DESCRIPTION OF THE TASK: Return every line below as is, leaving out the pictures.
╭──
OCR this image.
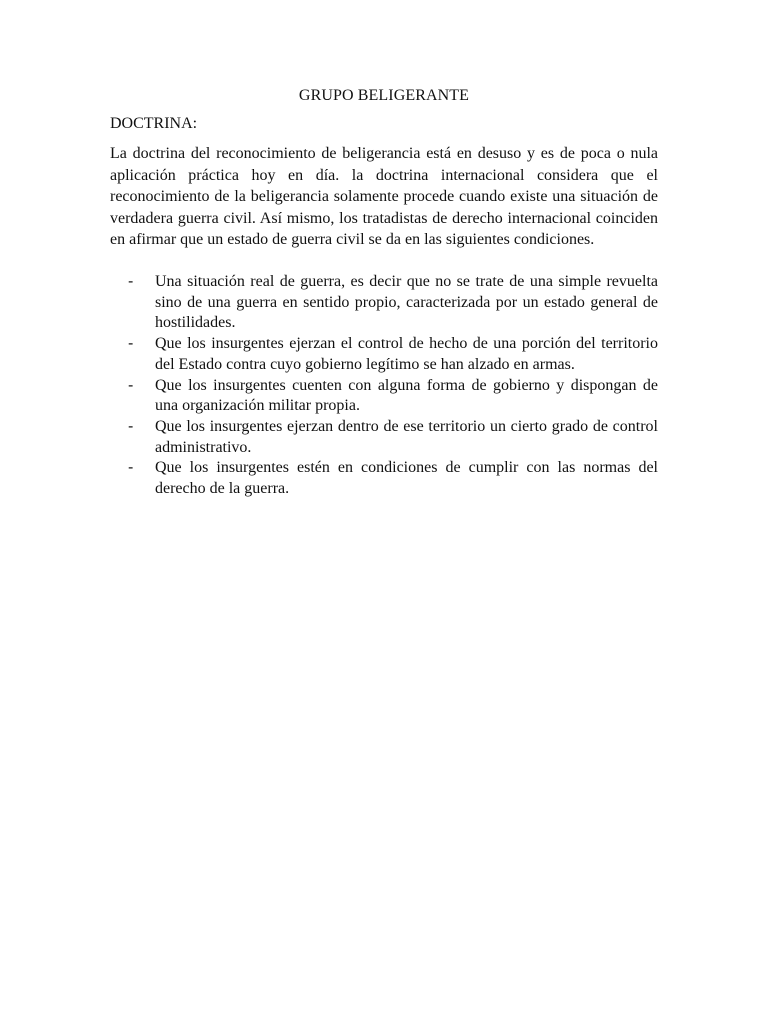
GRUPO BELIGERANTE
DOCTRINA:

La doctrina del reconocimiento de beligerancia está en desuso y es de poca o nula aplicación práctica hoy en día. la doctrina internacional considera que el reconocimiento de la beligerancia solamente procede cuando existe una situación de verdadera guerra civil. Así mismo, los tratadistas de derecho internacional coinciden en afirmar que un estado de guerra civil se da en las siguientes condiciones.

- Una situación real de guerra, es decir que no se trate de una simple revuelta sino de una guerra en sentido propio, caracterizada por un estado general de hostilidades.
- Que los insurgentes ejerzan el control de hecho de una porción del territorio del Estado contra cuyo gobierno legítimo se han alzado en armas.
- Que los insurgentes cuenten con alguna forma de gobierno y dispongan de una organización militar propia.
- Que los insurgentes ejerzan dentro de ese territorio un cierto grado de control administrativo.
- Que los insurgentes estén en condiciones de cumplir con las normas del derecho de la guerra.
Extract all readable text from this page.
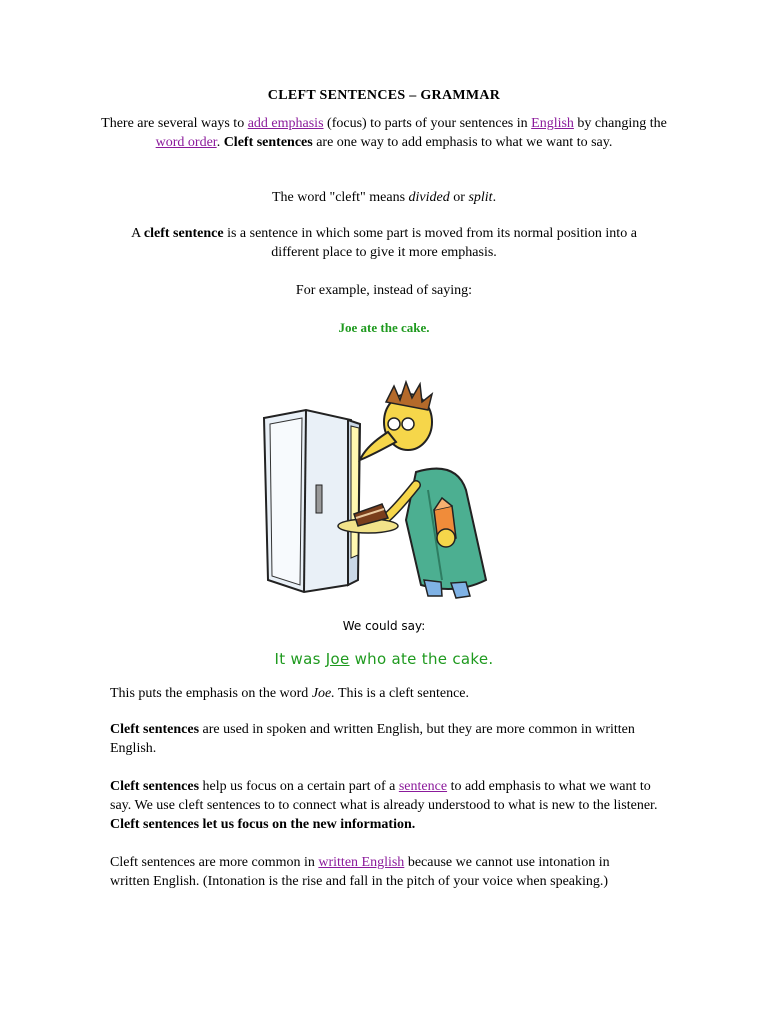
CLEFT SENTENCES – GRAMMAR
There are several ways to add emphasis (focus) to parts of your sentences in English by changing the word order. Cleft sentences are one way to add emphasis to what we want to say.
The word "cleft" means divided or split.
A cleft sentence is a sentence in which some part is moved from its normal position into a different place to give it more emphasis.
For example, instead of saying:
Joe ate the cake.
We could say:
It was Joe who ate the cake.
This puts the emphasis on the word Joe. This is a cleft sentence.
Cleft sentences are used in spoken and written English, but they are more common in written English.
Cleft sentences help us focus on a certain part of a sentence to add emphasis to what we want to say. We use cleft sentences to to connect what is already understood to what is new to the listener. Cleft sentences let us focus on the new information.
Cleft sentences are more common in written English because we cannot use intonation in written English. (Intonation is the rise and fall in the pitch of your voice when speaking.)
╰──
CORRECT RESULT:
OCR this image.
GRUPO BELIGERANTE
DOCTRINA:

La doctrina del reconocimiento de beligerancia está en desuso y es de poca o nula aplicación práctica hoy en día. la doctrina internacional considera que el reconocimiento de la beligerancia solamente procede cuando existe una situación de verdadera guerra civil. Así mismo, los tratadistas de derecho internacional coinciden en afirmar que un estado de guerra civil se da en las siguientes condiciones.

- Una situación real de guerra, es decir que no se trate de una simple revuelta sino de una guerra en sentido propio, caracterizada por un estado general de hostilidades.
- Que los insurgentes ejerzan el control de hecho de una porción del territorio del Estado contra cuyo gobierno legítimo se han alzado en armas.
- Que los insurgentes cuenten con alguna forma de gobierno y dispongan de una organización militar propia.
- Que los insurgentes ejerzan dentro de ese territorio un cierto grado de control administrativo.
- Que los insurgentes estén en condiciones de cumplir con las normas del derecho de la guerra.
Extract all readable text from this page.
CLEFT SENTENCES – GRAMMAR
There are several ways to add emphasis (focus) to parts of your sentences in English by changing the word order. Cleft sentences are one way to add emphasis to what we want to say.
The word "cleft" means divided or split.
A cleft sentence is a sentence in which some part is moved from its normal position into a different place to give it more emphasis.
For example, instead of saying:
Joe ate the cake.
We could say:
It was Joe who ate the cake.
This puts the emphasis on the word Joe. This is a cleft sentence.
Cleft sentences are used in spoken and written English, but they are more common in written English.
Cleft sentences help us focus on a certain part of a sentence to add emphasis to what we want to say. We use cleft sentences to to connect what is already understood to what is new to the listener. Cleft sentences let us focus on the new information.
Cleft sentences are more common in written English because we cannot use intonation in written English. (Intonation is the rise and fall in the pitch of your voice when speaking.)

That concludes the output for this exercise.